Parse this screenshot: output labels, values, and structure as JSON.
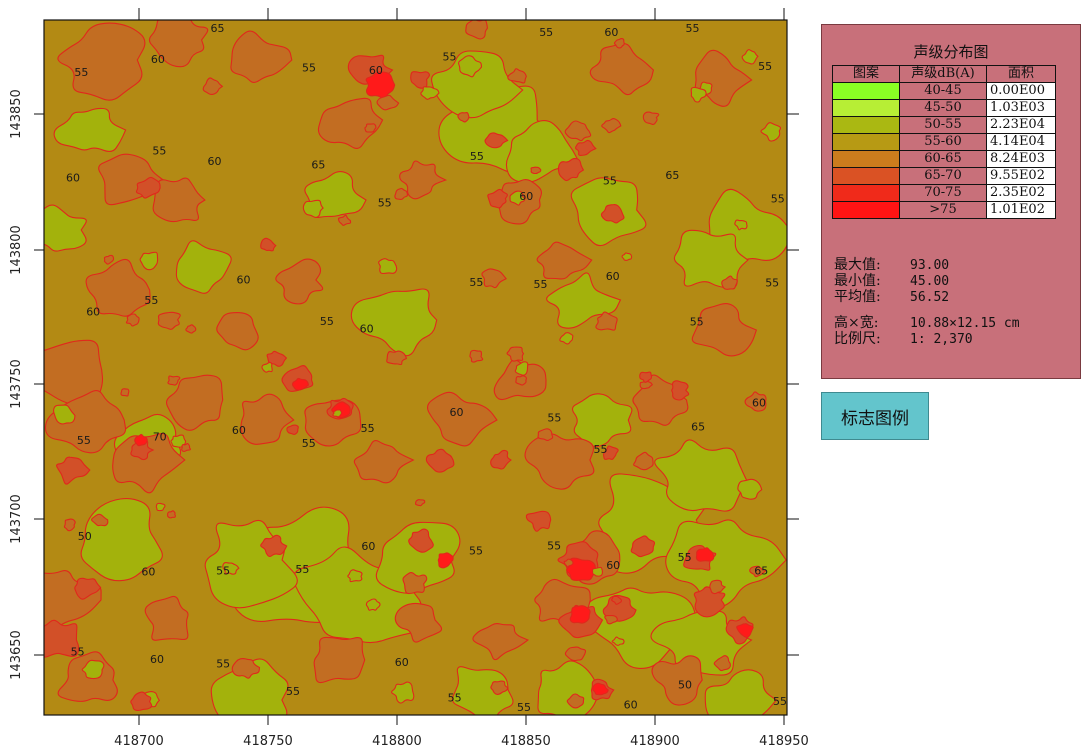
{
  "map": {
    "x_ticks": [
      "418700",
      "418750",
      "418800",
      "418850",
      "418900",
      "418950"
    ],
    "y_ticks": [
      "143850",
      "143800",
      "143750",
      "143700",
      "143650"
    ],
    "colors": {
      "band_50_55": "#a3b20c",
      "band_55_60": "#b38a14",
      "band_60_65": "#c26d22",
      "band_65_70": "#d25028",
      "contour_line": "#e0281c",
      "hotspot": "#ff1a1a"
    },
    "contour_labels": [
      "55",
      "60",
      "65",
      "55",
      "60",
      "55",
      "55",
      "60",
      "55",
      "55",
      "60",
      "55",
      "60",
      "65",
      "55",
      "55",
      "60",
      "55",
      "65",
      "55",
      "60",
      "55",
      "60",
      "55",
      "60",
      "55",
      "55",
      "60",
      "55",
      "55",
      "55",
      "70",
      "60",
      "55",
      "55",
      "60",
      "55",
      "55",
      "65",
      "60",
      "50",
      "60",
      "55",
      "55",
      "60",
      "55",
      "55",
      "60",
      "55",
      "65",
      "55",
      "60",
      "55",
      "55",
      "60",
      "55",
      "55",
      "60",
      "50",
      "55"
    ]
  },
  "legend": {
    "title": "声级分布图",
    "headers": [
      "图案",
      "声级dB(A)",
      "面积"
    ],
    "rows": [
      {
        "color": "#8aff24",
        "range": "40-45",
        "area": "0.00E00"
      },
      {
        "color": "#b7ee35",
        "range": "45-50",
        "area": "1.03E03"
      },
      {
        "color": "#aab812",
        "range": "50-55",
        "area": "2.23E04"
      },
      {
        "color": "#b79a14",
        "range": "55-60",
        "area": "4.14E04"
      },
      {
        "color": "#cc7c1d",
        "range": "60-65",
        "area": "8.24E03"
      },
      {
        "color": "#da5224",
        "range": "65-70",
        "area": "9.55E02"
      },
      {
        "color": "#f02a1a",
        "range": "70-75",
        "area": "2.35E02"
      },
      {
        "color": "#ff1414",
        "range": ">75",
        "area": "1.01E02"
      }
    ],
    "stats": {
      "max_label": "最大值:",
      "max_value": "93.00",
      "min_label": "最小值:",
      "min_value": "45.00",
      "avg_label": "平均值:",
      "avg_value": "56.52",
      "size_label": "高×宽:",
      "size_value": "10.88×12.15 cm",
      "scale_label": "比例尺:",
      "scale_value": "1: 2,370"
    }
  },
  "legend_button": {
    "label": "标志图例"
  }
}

> [EXERCISE BRIEF]: All of the data above should be quoted exactly, except for the pictures.

> [RESPONSE TO THE EXERCISE]:
Parse this screenshot: output labels, values, and structure as JSON.
{
  "map": {
    "x_ticks": [
      "418700",
      "418750",
      "418800",
      "418850",
      "418900",
      "418950"
    ],
    "y_ticks": [
      "143850",
      "143800",
      "143750",
      "143700",
      "143650"
    ],
    "colors": {
      "band_50_55": "#a3b20c",
      "band_55_60": "#b38a14",
      "band_60_65": "#c26d22",
      "band_65_70": "#d25028",
      "contour_line": "#e0281c",
      "hotspot": "#ff1a1a"
    },
    "contour_labels": [
      "55",
      "60",
      "65",
      "55",
      "60",
      "55",
      "55",
      "60",
      "55",
      "55",
      "60",
      "55",
      "60",
      "65",
      "55",
      "55",
      "60",
      "55",
      "65",
      "55",
      "60",
      "55",
      "60",
      "55",
      "60",
      "55",
      "55",
      "60",
      "55",
      "55",
      "55",
      "70",
      "60",
      "55",
      "55",
      "60",
      "55",
      "55",
      "65",
      "60",
      "50",
      "60",
      "55",
      "55",
      "60",
      "55",
      "55",
      "60",
      "55",
      "65",
      "55",
      "60",
      "55",
      "55",
      "60",
      "55",
      "55",
      "60",
      "50",
      "55"
    ]
  },
  "legend": {
    "title": "声级分布图",
    "headers": [
      "图案",
      "声级dB(A)",
      "面积"
    ],
    "rows": [
      {
        "color": "#8aff24",
        "range": "40-45",
        "area": "0.00E00"
      },
      {
        "color": "#b7ee35",
        "range": "45-50",
        "area": "1.03E03"
      },
      {
        "color": "#aab812",
        "range": "50-55",
        "area": "2.23E04"
      },
      {
        "color": "#b79a14",
        "range": "55-60",
        "area": "4.14E04"
      },
      {
        "color": "#cc7c1d",
        "range": "60-65",
        "area": "8.24E03"
      },
      {
        "color": "#da5224",
        "range": "65-70",
        "area": "9.55E02"
      },
      {
        "color": "#f02a1a",
        "range": "70-75",
        "area": "2.35E02"
      },
      {
        "color": "#ff1414",
        "range": ">75",
        "area": "1.01E02"
      }
    ],
    "stats": {
      "max_label": "最大值:",
      "max_value": "93.00",
      "min_label": "最小值:",
      "min_value": "45.00",
      "avg_label": "平均值:",
      "avg_value": "56.52",
      "size_label": "高×宽:",
      "size_value": "10.88×12.15 cm",
      "scale_label": "比例尺:",
      "scale_value": "1: 2,370"
    }
  },
  "legend_button": {
    "label": "标志图例"
  }
}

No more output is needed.